**Short problem**
Answer with one number: the count of lines in this material that hold the word "text".

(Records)

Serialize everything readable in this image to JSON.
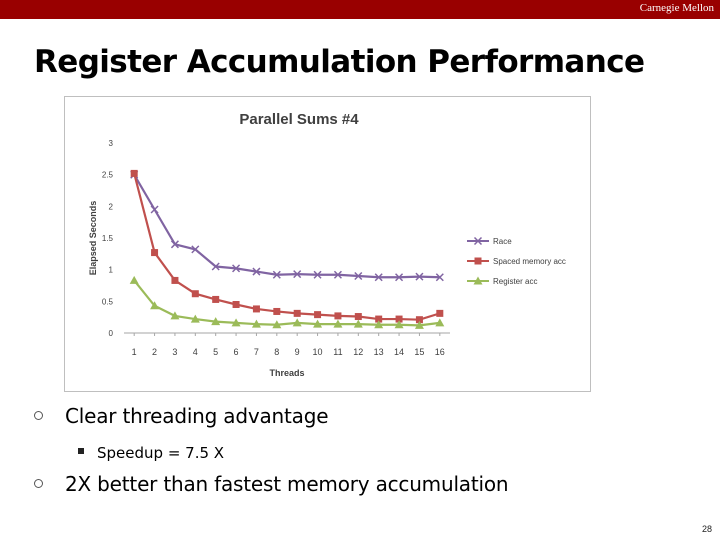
{
  "header": {
    "brand": "Carnegie Mellon"
  },
  "slide": {
    "title": "Register Accumulation Performance",
    "bullets": [
      {
        "text": "Clear threading advantage",
        "sub": [
          "Speedup = 7.5 X"
        ]
      },
      {
        "text": "2X better than fastest memory accumulation",
        "sub": []
      }
    ],
    "page_number": "28"
  },
  "chart_data": {
    "type": "line",
    "title": "Parallel Sums #4",
    "xlabel": "Threads",
    "ylabel": "Elapsed Seconds",
    "categories": [
      "1",
      "2",
      "3",
      "4",
      "5",
      "6",
      "7",
      "8",
      "9",
      "10",
      "11",
      "12",
      "13",
      "14",
      "15",
      "16"
    ],
    "ylim": [
      0,
      3
    ],
    "yticks": [
      0,
      0.5,
      1,
      1.5,
      2,
      2.5,
      3
    ],
    "ytick_labels": [
      "0",
      "0.5",
      "1",
      "1.5",
      "2",
      "2.5",
      "3"
    ],
    "grid": false,
    "legend": "right",
    "series": [
      {
        "name": "Race",
        "color": "#8064a2",
        "marker": "x",
        "values": [
          2.5,
          1.95,
          1.4,
          1.32,
          1.05,
          1.02,
          0.97,
          0.92,
          0.93,
          0.92,
          0.92,
          0.9,
          0.88,
          0.88,
          0.89,
          0.88
        ]
      },
      {
        "name": "Spaced memory acc",
        "color": "#c0504d",
        "marker": "square",
        "values": [
          2.52,
          1.27,
          0.83,
          0.62,
          0.53,
          0.45,
          0.38,
          0.34,
          0.31,
          0.29,
          0.27,
          0.26,
          0.22,
          0.22,
          0.21,
          0.31
        ]
      },
      {
        "name": "Register acc",
        "color": "#9bbb59",
        "marker": "triangle",
        "values": [
          0.83,
          0.43,
          0.27,
          0.22,
          0.18,
          0.16,
          0.14,
          0.13,
          0.16,
          0.14,
          0.14,
          0.14,
          0.13,
          0.13,
          0.12,
          0.16
        ]
      }
    ]
  }
}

**Output for this task**
2